Reading everyones memories of you and sharing all of the great experiences we
shared with you just reminds me what an amazing person you are. I can t tell you
how much we all loved you. I just wish you would have shared your trouble with
us. I still can t believe your gone and it s been over a year already, but I m
sure where ever you are you're looking after everybody. Ill never forget all the
good times we had together. I know you'll be with us always. Mar
Mar
London, - Tuesday, June 15, 2004
Missing you today, as always. I hope you're watching over us all, and laughing along with all the silly things we do. All my love to you, and to all your family...x
Dawn <dawneccles@hotmail.com>
Dublin, - Thursday, June 03, 2004
Darling Charlie,It is my second birthday without you. I hardly remember the birthdays I had before you arrived. But I do remember you arriving home in November - all tiny and wrapped up in a blanket with your little dark curls. The only dark haired sibling in among all the redheads!
I so wish you were here now.

◆ CHALLENGE 1:
According to the memorial messages, what reminds the first writer of what an amazing person the one being addressed is? Answer in one to three sentences.

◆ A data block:
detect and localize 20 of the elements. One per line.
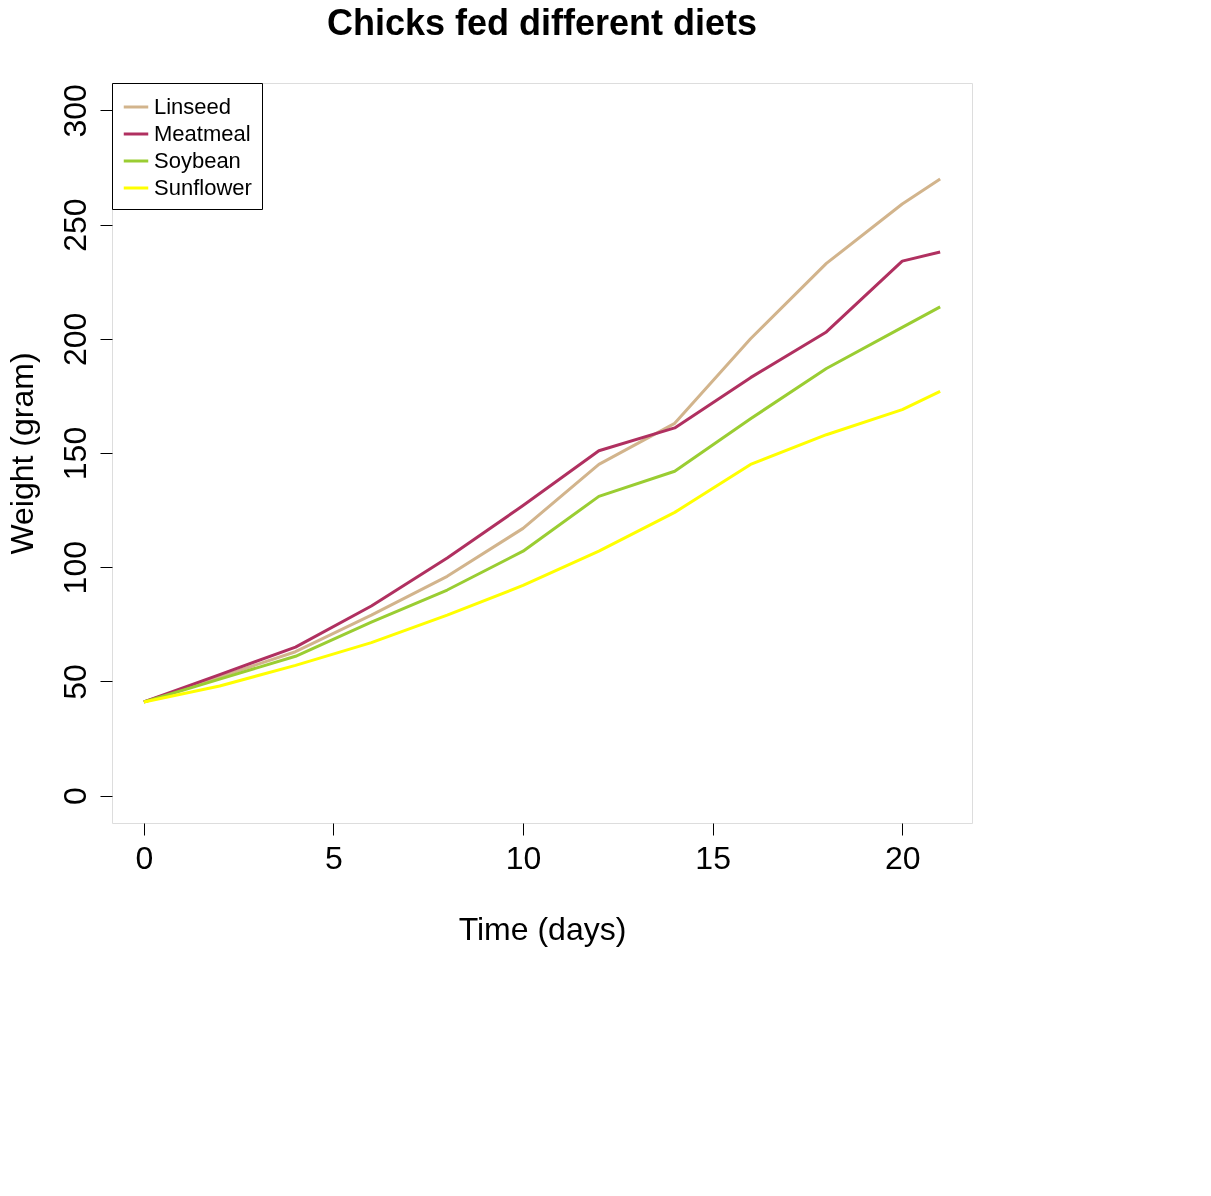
x-tick-label: 10 [505,839,542,876]
y-tick-label: 100 [56,541,93,595]
legend-label: Meatmeal [154,121,251,146]
legend-label: Linseed [154,94,232,119]
x-tick-label: 20 [884,839,921,876]
chart-title: Chicks fed different diets [326,1,758,43]
y-tick-label: 0 [56,787,93,805]
y-tick-label: 300 [56,84,93,138]
x-tick-label: 0 [135,839,154,876]
x-axis-title: Time (days) [458,910,627,947]
x-tick-label: 5 [325,839,343,876]
line-series [142,389,942,704]
y-tick-label: 250 [56,198,93,252]
y-tick-label: 50 [56,664,93,700]
y-axis-title: Weight (gram) [3,352,40,555]
legend-label: Soybean [154,148,241,173]
legend-label: Sunflower [154,175,252,200]
y-tick-label: 200 [56,312,93,366]
y-tick-label: 150 [56,426,93,481]
x-tick-label: 15 [695,839,731,876]
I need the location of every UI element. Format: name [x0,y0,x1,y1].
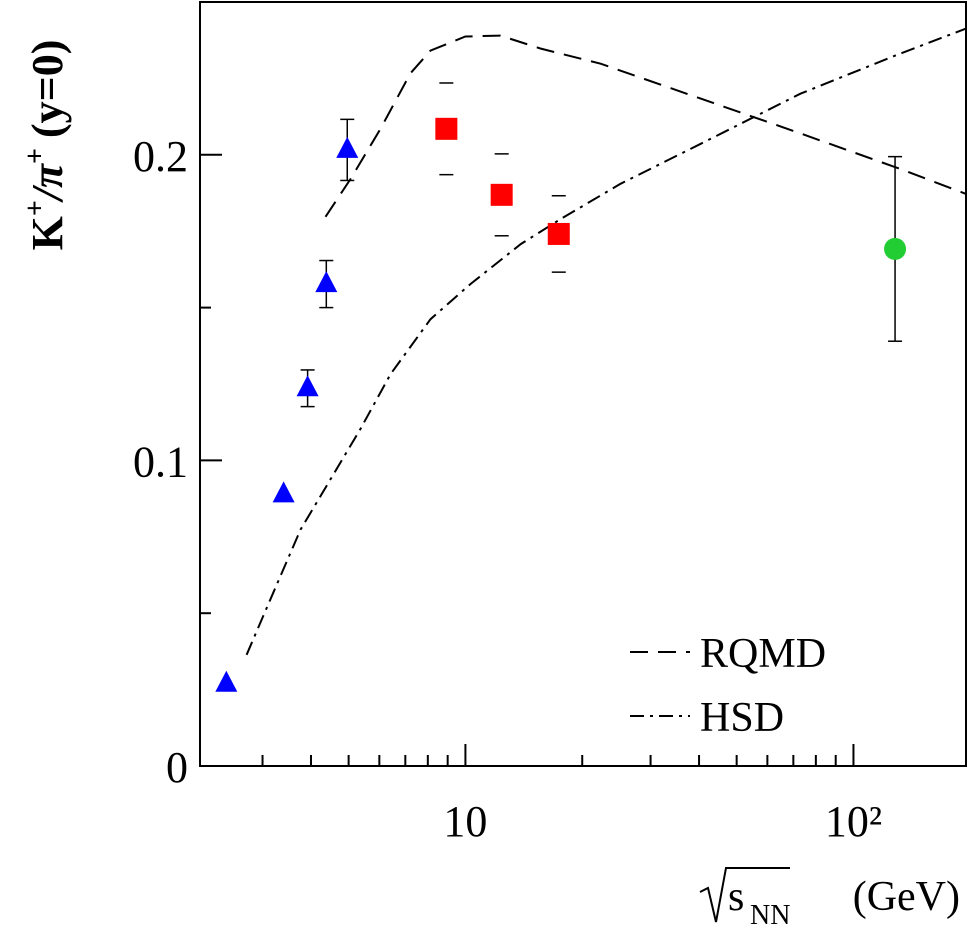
y-label-part: + [20,148,51,164]
y-axis-label-text: K+/π+(y=0) [20,40,72,251]
y-label-part: /π [23,163,72,203]
square-marker [435,117,458,140]
triangle-marker [296,375,319,397]
square-marker [547,222,570,245]
x-label-s: s [728,874,744,920]
x-tick-label: 10² [825,797,882,846]
sqrt-sign [699,867,790,923]
triangle-marker [272,481,295,503]
legend-label: RQMD [700,631,826,677]
y-label-part: K [23,216,72,250]
y-tick-label: 0.1 [133,437,188,486]
y-label-part: (y=0) [23,40,72,138]
x-tick-label: 10 [443,797,487,846]
x-label-unit: (GeV) [853,874,960,920]
triangle-marker [215,670,238,692]
y-axis-label: K+/π+(y=0) [20,40,72,251]
model-line [324,34,967,218]
square-marker [490,183,513,206]
model-line [245,27,967,656]
circle-marker [884,237,907,260]
plot-frame [199,1,967,767]
x-label-sub: NN [750,900,790,931]
y-label-part: + [20,200,51,216]
legend-label: HSD [700,695,784,741]
y-tick-label: 0 [166,743,188,792]
triangle-marker [336,136,359,158]
x-axis-label: s NN (GeV) [699,867,960,931]
y-tick-label: 0.2 [133,132,188,181]
triangle-marker [315,271,338,293]
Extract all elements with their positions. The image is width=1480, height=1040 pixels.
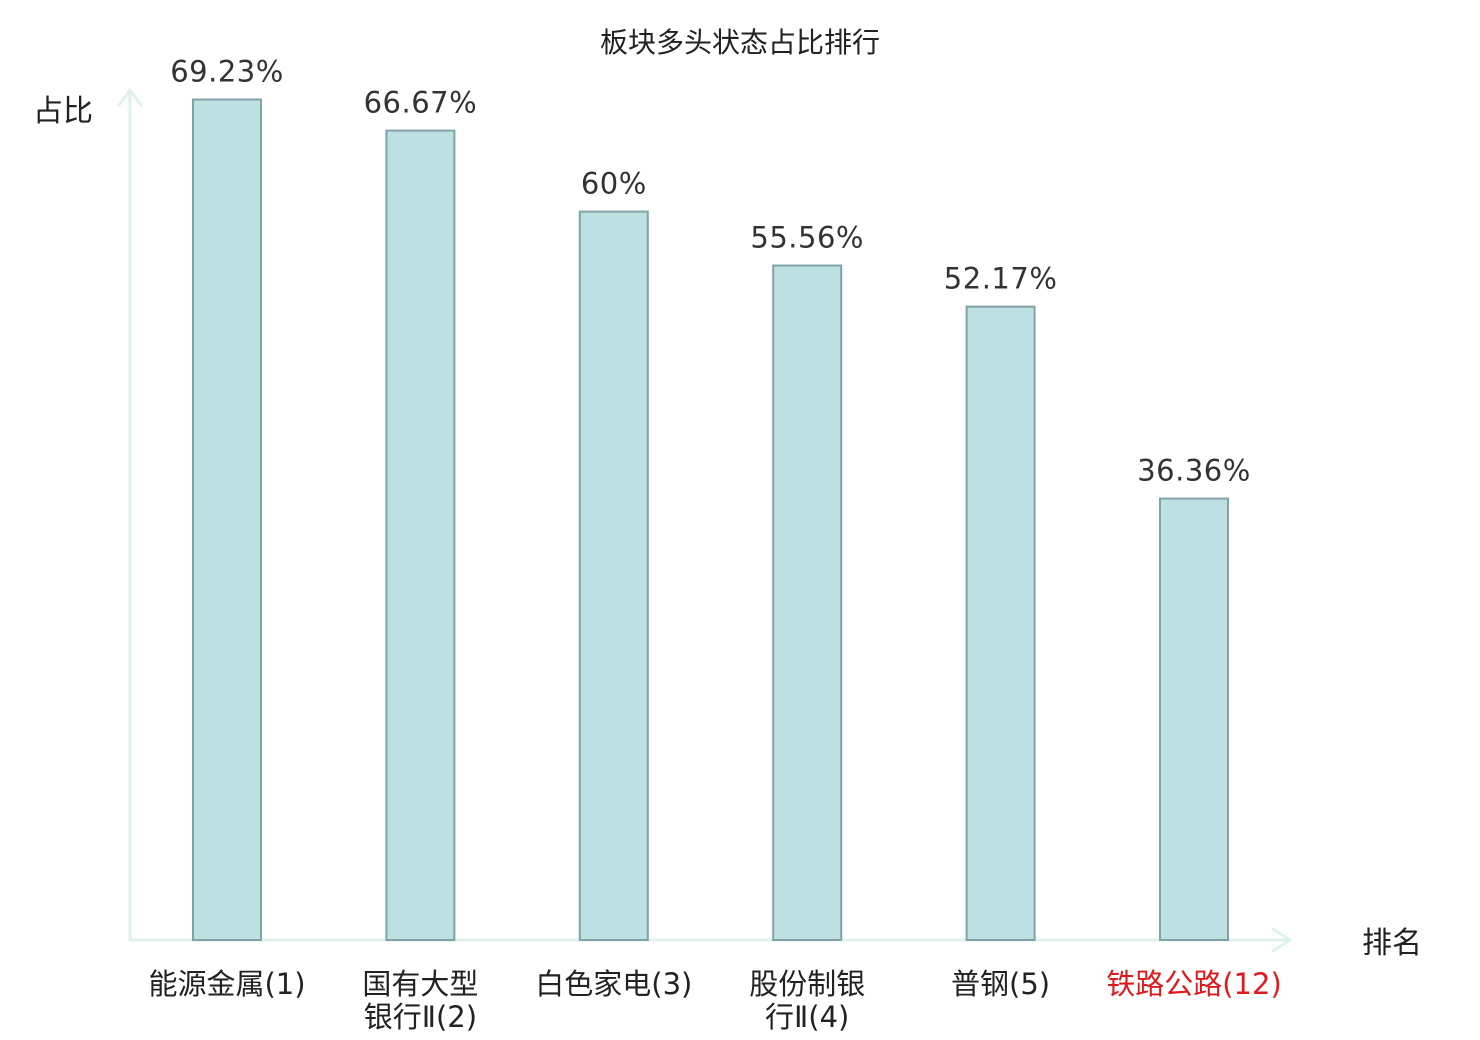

◆ CHALLENGE 2:
Turn the part of the listing that opens with its first line and closes with the line containing "I need the location" into a Markdown table with the columns n and Line. Give one row per line, leave out any blank lines, and leave the pictures out.

◆ FINISHED ANSWER 1:
Reading everyone's memories of the person and sharing all the great experiences they had together reminds the writer what an amazing person they are.

◆ FINISHED ANSWER 2:
| n | Line |
|---|---|
| 1 | detect and localize 20 of the elements. One per line. |
| 2 | x-tick-label: 10 [505,839,542,876] |
| 3 | y-tick-label: 100 [56,541,93,595] |
| 4 | legend-label: Meatmeal [154,121,251,146] |
| 5 | legend-label: Linseed [154,94,232,119] |
| 6 | x-tick-label: 20 [884,839,921,876] |
| 7 | chart-title: Chicks fed different diets [326,1,758,43] |
| 8 | y-tick-label: 0 [56,787,93,805] |
| 9 | y-tick-label: 300 [56,84,93,138] |
| 10 | x-tick-label: 0 [135,839,154,876] |
| 11 | x-axis-title: Time (days) [458,910,627,947] |
| 12 | x-tick-label: 5 [325,839,343,876] |
| 13 | line-series [142,389,942,704] |
| 14 | y-tick-label: 250 [56,198,93,252] |
| 15 | y-tick-label: 50 [56,664,93,700] |
| 16 | y-axis-title: Weight (gram) [3,352,40,555] |
| 17 | legend-label: Soybean [154,148,241,173] |
| 18 | legend-label: Sunflower [154,175,252,200] |
| 19 | y-tick-label: 200 [56,312,93,366] |
| 20 | y-tick-label: 150 [56,426,93,481] |
| 21 | x-tick-label: 15 [695,839,731,876] |
| 22 | I need the location of every UI element. Format: name [x0,y0,x1,y1]. |